- [Task data]:
•••

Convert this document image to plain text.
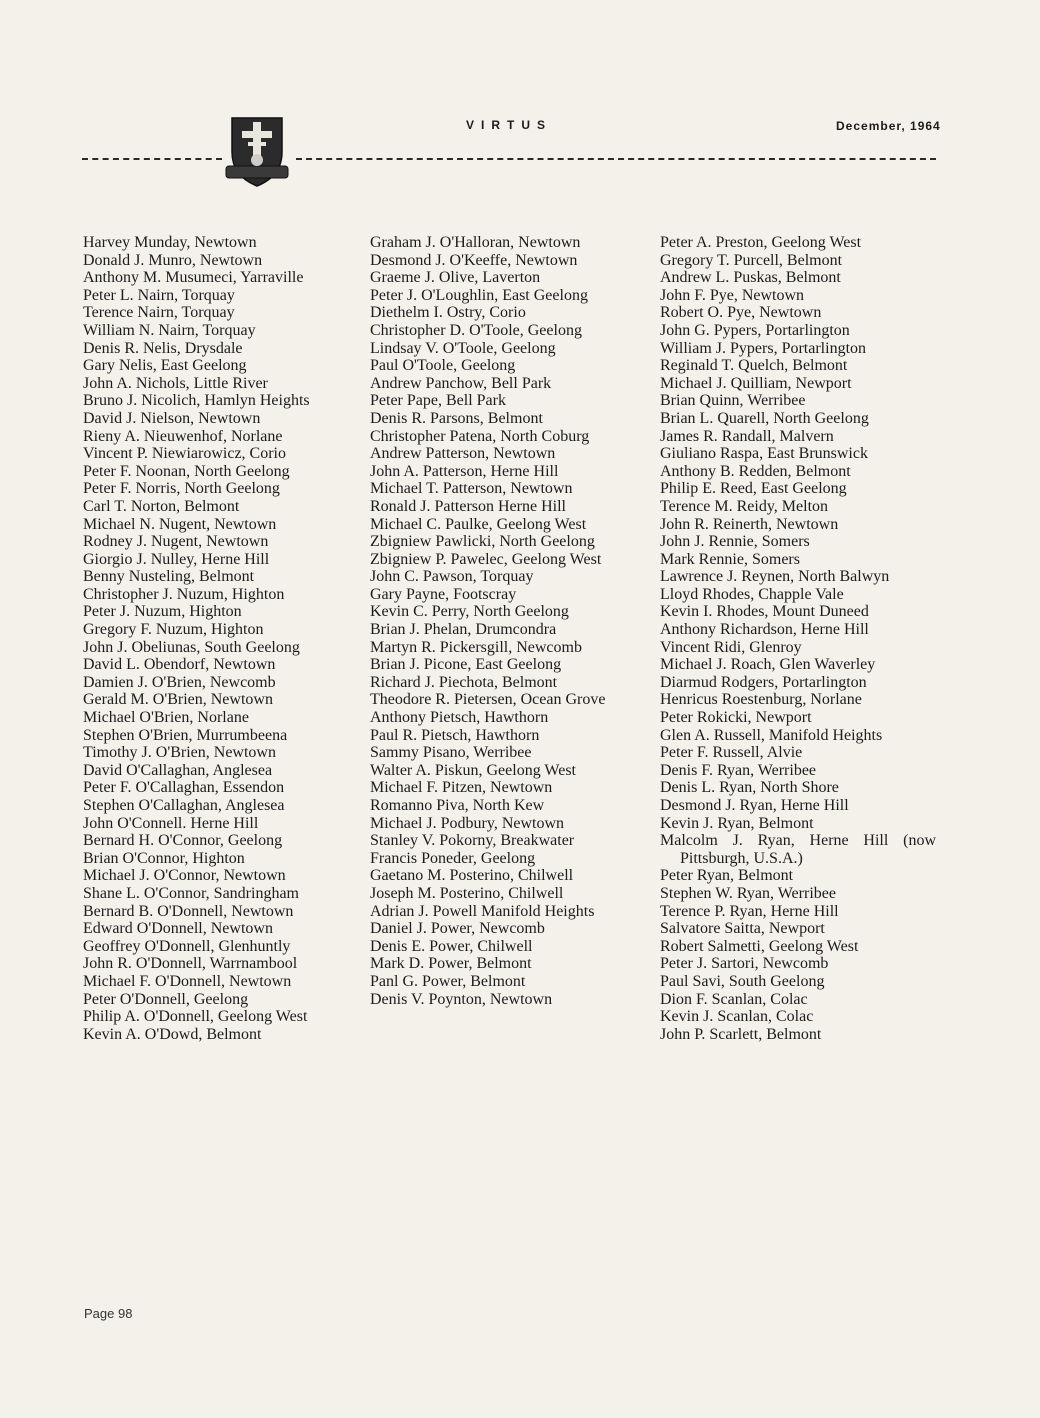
VIRTUS	December, 1964
Harvey Munday, Newtown
Donald J. Munro, Newtown
Anthony M. Musumeci, Yarraville
Peter L. Nairn, Torquay
Terence Nairn, Torquay
William N. Nairn, Torquay
Denis R. Nelis, Drysdale
Gary Nelis, East Geelong
John A. Nichols, Little River
Bruno J. Nicolich, Hamlyn Heights
David J. Nielson, Newtown
Rieny A. Nieuwenhof, Norlane
Vincent P. Niewiarowicz, Corio
Peter F. Noonan, North Geelong
Peter F. Norris, North Geelong
Carl T. Norton, Belmont
Michael N. Nugent, Newtown
Rodney J. Nugent, Newtown
Giorgio J. Nulley, Herne Hill
Benny Nusteling, Belmont
Christopher J. Nuzum, Highton
Peter J. Nuzum, Highton
Gregory F. Nuzum, Highton
John J. Obeliunas, South Geelong
David L. Obendorf, Newtown
Damien J. O'Brien, Newcomb
Gerald M. O'Brien, Newtown
Michael O'Brien, Norlane
Stephen O'Brien, Murrumbeena
Timothy J. O'Brien, Newtown
David O'Callaghan, Anglesea
Peter F. O'Callaghan, Essendon
Stephen O'Callaghan, Anglesea
John O'Connell. Herne Hill
Bernard H. O'Connor, Geelong
Brian O'Connor, Highton
Michael J. O'Connor, Newtown
Shane L. O'Connor, Sandringham
Bernard B. O'Donnell, Newtown
Edward O'Donnell, Newtown
Geoffrey O'Donnell, Glenhuntly
John R. O'Donnell, Warrnambool
Michael F. O'Donnell, Newtown
Peter O'Donnell, Geelong
Philip A. O'Donnell, Geelong West
Kevin A. O'Dowd, Belmont
Graham J. O'Halloran, Newtown
Desmond J. O'Keeffe, Newtown
Graeme J. Olive, Laverton
Peter J. O'Loughlin, East Geelong
Diethelm I. Ostry, Corio
Christopher D. O'Toole, Geelong
Lindsay V. O'Toole, Geelong
Paul O'Toole, Geelong
Andrew Panchow, Bell Park
Peter Pape, Bell Park
Denis R. Parsons, Belmont
Christopher Patena, North Coburg
Andrew Patterson, Newtown
John A. Patterson, Herne Hill
Michael T. Patterson, Newtown
Ronald J. Patterson Herne Hill
Michael C. Paulke, Geelong West
Zbigniew Pawlicki, North Geelong
Zbigniew P. Pawelec, Geelong West
John C. Pawson, Torquay
Gary Payne, Footscray
Kevin C. Perry, North Geelong
Brian J. Phelan, Drumcondra
Martyn R. Pickersgill, Newcomb
Brian J. Picone, East Geelong
Richard J. Piechota, Belmont
Theodore R. Pietersen, Ocean Grove
Anthony Pietsch, Hawthorn
Paul R. Pietsch, Hawthorn
Sammy Pisano, Werribee
Walter A. Piskun, Geelong West
Michael F. Pitzen, Newtown
Romanno Piva, North Kew
Michael J. Podbury, Newtown
Stanley V. Pokorny, Breakwater
Francis Poneder, Geelong
Gaetano M. Posterino, Chilwell
Joseph M. Posterino, Chilwell
Adrian J. Powell Manifold Heights
Daniel J. Power, Newcomb
Denis E. Power, Chilwell
Mark D. Power, Belmont
Panl G. Power, Belmont
Denis V. Poynton, Newtown
Peter A. Preston, Geelong West
Gregory T. Purcell, Belmont
Andrew L. Puskas, Belmont
John F. Pye, Newtown
Robert O. Pye, Newtown
John G. Pypers, Portarlington
William J. Pypers, Portarlington
Reginald T. Quelch, Belmont
Michael J. Quilliam, Newport
Brian Quinn, Werribee
Brian L. Quarell, North Geelong
James R. Randall, Malvern
Giuliano Raspa, East Brunswick
Anthony B. Redden, Belmont
Philip E. Reed, East Geelong
Terence M. Reidy, Melton
John R. Reinerth, Newtown
John J. Rennie, Somers
Mark Rennie, Somers
Lawrence J. Reynen, North Balwyn
Lloyd Rhodes, Chapple Vale
Kevin I. Rhodes, Mount Duneed
Anthony Richardson, Herne Hill
Vincent Ridi, Glenroy
Michael J. Roach, Glen Waverley
Diarmud Rodgers, Portarlington
Henricus Roestenburg, Norlane
Peter Rokicki, Newport
Glen A. Russell, Manifold Heights
Peter F. Russell, Alvie
Denis F. Ryan, Werribee
Denis L. Ryan, North Shore
Desmond J. Ryan, Herne Hill
Kevin J. Ryan, Belmont
Malcolm J. Ryan, Herne Hill (now Pittsburgh, U.S.A.)
Peter Ryan, Belmont
Stephen W. Ryan, Werribee
Terence P. Ryan, Herne Hill
Salvatore Saitta, Newport
Robert Salmetti, Geelong West
Peter J. Sartori, Newcomb
Paul Savi, South Geelong
Dion F. Scanlan, Colac
Kevin J. Scanlan, Colac
John P. Scarlett, Belmont
Page 98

•••

Write down every line of the data above that includes the string "Mark".

- [Correct response]:
Mark D. Power, Belmont
Mark Rennie, Somers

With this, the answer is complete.